» Raw data
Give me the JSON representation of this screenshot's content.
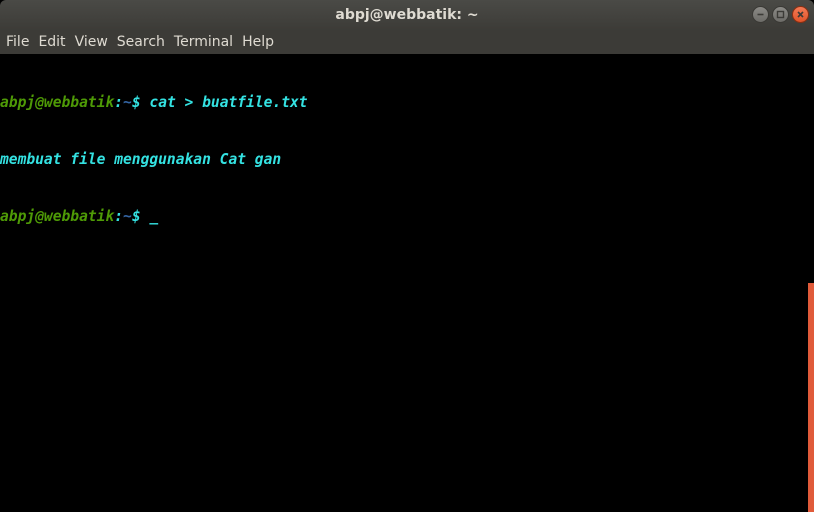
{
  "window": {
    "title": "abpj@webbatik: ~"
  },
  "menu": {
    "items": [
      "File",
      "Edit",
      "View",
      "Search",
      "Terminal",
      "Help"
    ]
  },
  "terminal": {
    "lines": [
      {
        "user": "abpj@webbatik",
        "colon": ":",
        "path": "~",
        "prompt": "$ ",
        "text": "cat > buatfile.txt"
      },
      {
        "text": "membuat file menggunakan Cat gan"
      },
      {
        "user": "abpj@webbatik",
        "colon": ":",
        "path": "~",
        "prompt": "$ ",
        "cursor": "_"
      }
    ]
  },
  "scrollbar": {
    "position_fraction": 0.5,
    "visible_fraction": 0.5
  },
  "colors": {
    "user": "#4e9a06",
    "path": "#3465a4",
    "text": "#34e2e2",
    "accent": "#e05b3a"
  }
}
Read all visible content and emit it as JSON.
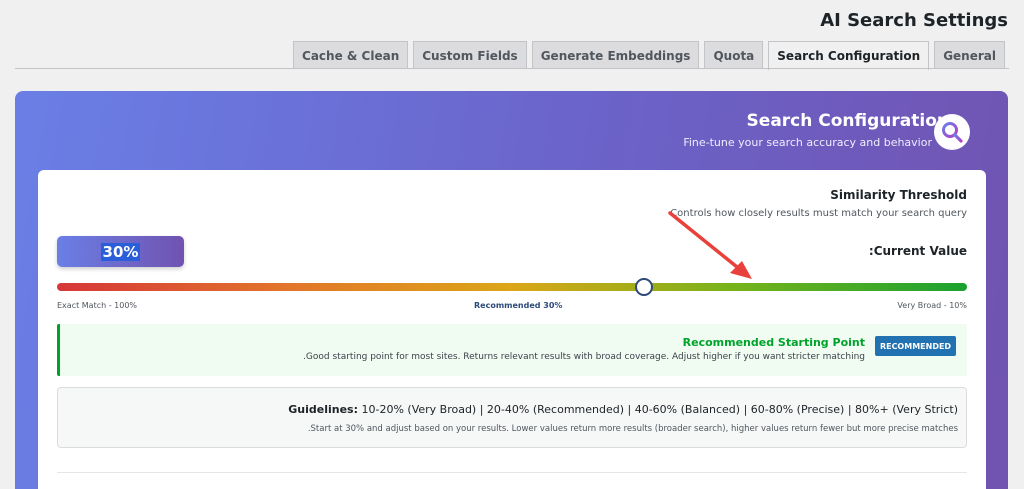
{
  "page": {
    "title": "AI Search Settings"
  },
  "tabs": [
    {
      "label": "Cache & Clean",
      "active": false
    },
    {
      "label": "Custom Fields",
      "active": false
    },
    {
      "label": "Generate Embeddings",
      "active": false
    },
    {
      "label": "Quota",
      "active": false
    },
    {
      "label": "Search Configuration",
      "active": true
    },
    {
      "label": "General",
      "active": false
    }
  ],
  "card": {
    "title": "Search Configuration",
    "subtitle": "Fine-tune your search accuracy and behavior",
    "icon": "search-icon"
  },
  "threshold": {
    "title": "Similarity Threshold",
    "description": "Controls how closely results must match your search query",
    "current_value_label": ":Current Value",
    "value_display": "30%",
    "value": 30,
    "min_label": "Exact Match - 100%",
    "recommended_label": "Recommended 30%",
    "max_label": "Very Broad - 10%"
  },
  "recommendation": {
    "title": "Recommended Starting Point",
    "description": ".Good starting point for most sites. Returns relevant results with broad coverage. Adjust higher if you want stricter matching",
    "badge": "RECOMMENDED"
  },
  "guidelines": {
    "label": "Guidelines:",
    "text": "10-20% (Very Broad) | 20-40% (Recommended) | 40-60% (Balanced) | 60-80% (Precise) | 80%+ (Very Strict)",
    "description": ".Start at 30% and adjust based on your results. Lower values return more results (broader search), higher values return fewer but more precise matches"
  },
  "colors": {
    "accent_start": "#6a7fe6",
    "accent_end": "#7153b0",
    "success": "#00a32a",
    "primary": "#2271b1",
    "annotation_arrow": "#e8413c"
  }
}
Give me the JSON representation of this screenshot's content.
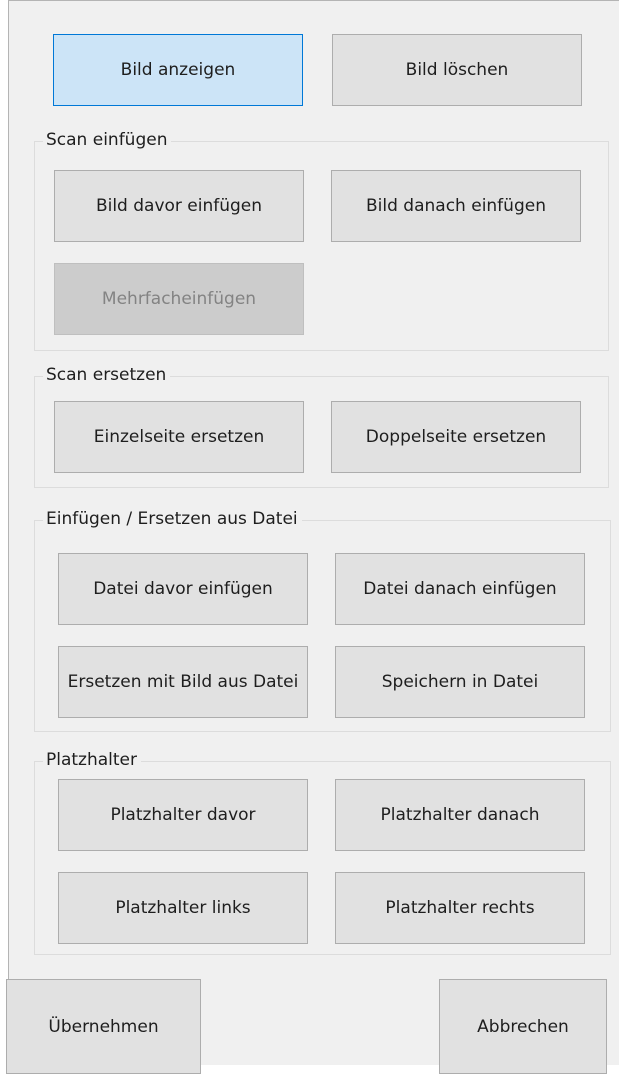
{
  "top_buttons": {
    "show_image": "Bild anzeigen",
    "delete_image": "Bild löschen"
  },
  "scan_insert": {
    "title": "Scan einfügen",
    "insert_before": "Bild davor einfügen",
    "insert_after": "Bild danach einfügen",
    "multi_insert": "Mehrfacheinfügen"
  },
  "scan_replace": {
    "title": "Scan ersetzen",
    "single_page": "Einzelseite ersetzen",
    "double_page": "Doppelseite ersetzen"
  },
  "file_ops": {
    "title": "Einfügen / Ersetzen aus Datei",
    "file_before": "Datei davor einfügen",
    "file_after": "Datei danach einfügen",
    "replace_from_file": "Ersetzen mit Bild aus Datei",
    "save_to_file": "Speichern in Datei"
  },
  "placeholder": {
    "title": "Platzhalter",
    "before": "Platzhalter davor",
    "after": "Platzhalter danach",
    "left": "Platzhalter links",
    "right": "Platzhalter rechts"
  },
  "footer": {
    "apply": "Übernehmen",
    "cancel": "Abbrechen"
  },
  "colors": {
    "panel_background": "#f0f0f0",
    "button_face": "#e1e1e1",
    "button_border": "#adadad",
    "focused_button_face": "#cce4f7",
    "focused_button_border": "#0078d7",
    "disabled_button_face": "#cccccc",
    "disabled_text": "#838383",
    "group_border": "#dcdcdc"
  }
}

» Given problem
Reproduce the records verbatim, omitting all images they contain.

» Solution to the problem
Give me the JSON representation of this screenshot's content.
{
  "window": {
    "title": "abpj@webbatik: ~"
  },
  "menu": {
    "items": [
      "File",
      "Edit",
      "View",
      "Search",
      "Terminal",
      "Help"
    ]
  },
  "terminal": {
    "lines": [
      {
        "user": "abpj@webbatik",
        "colon": ":",
        "path": "~",
        "prompt": "$ ",
        "text": "cat > buatfile.txt"
      },
      {
        "text": "membuat file menggunakan Cat gan"
      },
      {
        "user": "abpj@webbatik",
        "colon": ":",
        "path": "~",
        "prompt": "$ ",
        "cursor": "_"
      }
    ]
  },
  "scrollbar": {
    "position_fraction": 0.5,
    "visible_fraction": 0.5
  },
  "colors": {
    "user": "#4e9a06",
    "path": "#3465a4",
    "text": "#34e2e2",
    "accent": "#e05b3a"
  }
}
Read all visible content and emit it as JSON.
{
  "page": {
    "title": "AI Search Settings"
  },
  "tabs": [
    {
      "label": "Cache & Clean",
      "active": false
    },
    {
      "label": "Custom Fields",
      "active": false
    },
    {
      "label": "Generate Embeddings",
      "active": false
    },
    {
      "label": "Quota",
      "active": false
    },
    {
      "label": "Search Configuration",
      "active": true
    },
    {
      "label": "General",
      "active": false
    }
  ],
  "card": {
    "title": "Search Configuration",
    "subtitle": "Fine-tune your search accuracy and behavior",
    "icon": "search-icon"
  },
  "threshold": {
    "title": "Similarity Threshold",
    "description": "Controls how closely results must match your search query",
    "current_value_label": ":Current Value",
    "value_display": "30%",
    "value": 30,
    "min_label": "Exact Match - 100%",
    "recommended_label": "Recommended 30%",
    "max_label": "Very Broad - 10%"
  },
  "recommendation": {
    "title": "Recommended Starting Point",
    "description": ".Good starting point for most sites. Returns relevant results with broad coverage. Adjust higher if you want stricter matching",
    "badge": "RECOMMENDED"
  },
  "guidelines": {
    "label": "Guidelines:",
    "text": "10-20% (Very Broad) | 20-40% (Recommended) | 40-60% (Balanced) | 60-80% (Precise) | 80%+ (Very Strict)",
    "description": ".Start at 30% and adjust based on your results. Lower values return more results (broader search), higher values return fewer but more precise matches"
  },
  "colors": {
    "accent_start": "#6a7fe6",
    "accent_end": "#7153b0",
    "success": "#00a32a",
    "primary": "#2271b1",
    "annotation_arrow": "#e8413c"
  }
}
Give me the JSON representation of this screenshot's content.
{
  "top_buttons": {
    "show_image": "Bild anzeigen",
    "delete_image": "Bild löschen"
  },
  "scan_insert": {
    "title": "Scan einfügen",
    "insert_before": "Bild davor einfügen",
    "insert_after": "Bild danach einfügen",
    "multi_insert": "Mehrfacheinfügen"
  },
  "scan_replace": {
    "title": "Scan ersetzen",
    "single_page": "Einzelseite ersetzen",
    "double_page": "Doppelseite ersetzen"
  },
  "file_ops": {
    "title": "Einfügen / Ersetzen aus Datei",
    "file_before": "Datei davor einfügen",
    "file_after": "Datei danach einfügen",
    "replace_from_file": "Ersetzen mit Bild aus Datei",
    "save_to_file": "Speichern in Datei"
  },
  "placeholder": {
    "title": "Platzhalter",
    "before": "Platzhalter davor",
    "after": "Platzhalter danach",
    "left": "Platzhalter links",
    "right": "Platzhalter rechts"
  },
  "footer": {
    "apply": "Übernehmen",
    "cancel": "Abbrechen"
  },
  "colors": {
    "panel_background": "#f0f0f0",
    "button_face": "#e1e1e1",
    "button_border": "#adadad",
    "focused_button_face": "#cce4f7",
    "focused_button_border": "#0078d7",
    "disabled_button_face": "#cccccc",
    "disabled_text": "#838383",
    "group_border": "#dcdcdc"
  }
}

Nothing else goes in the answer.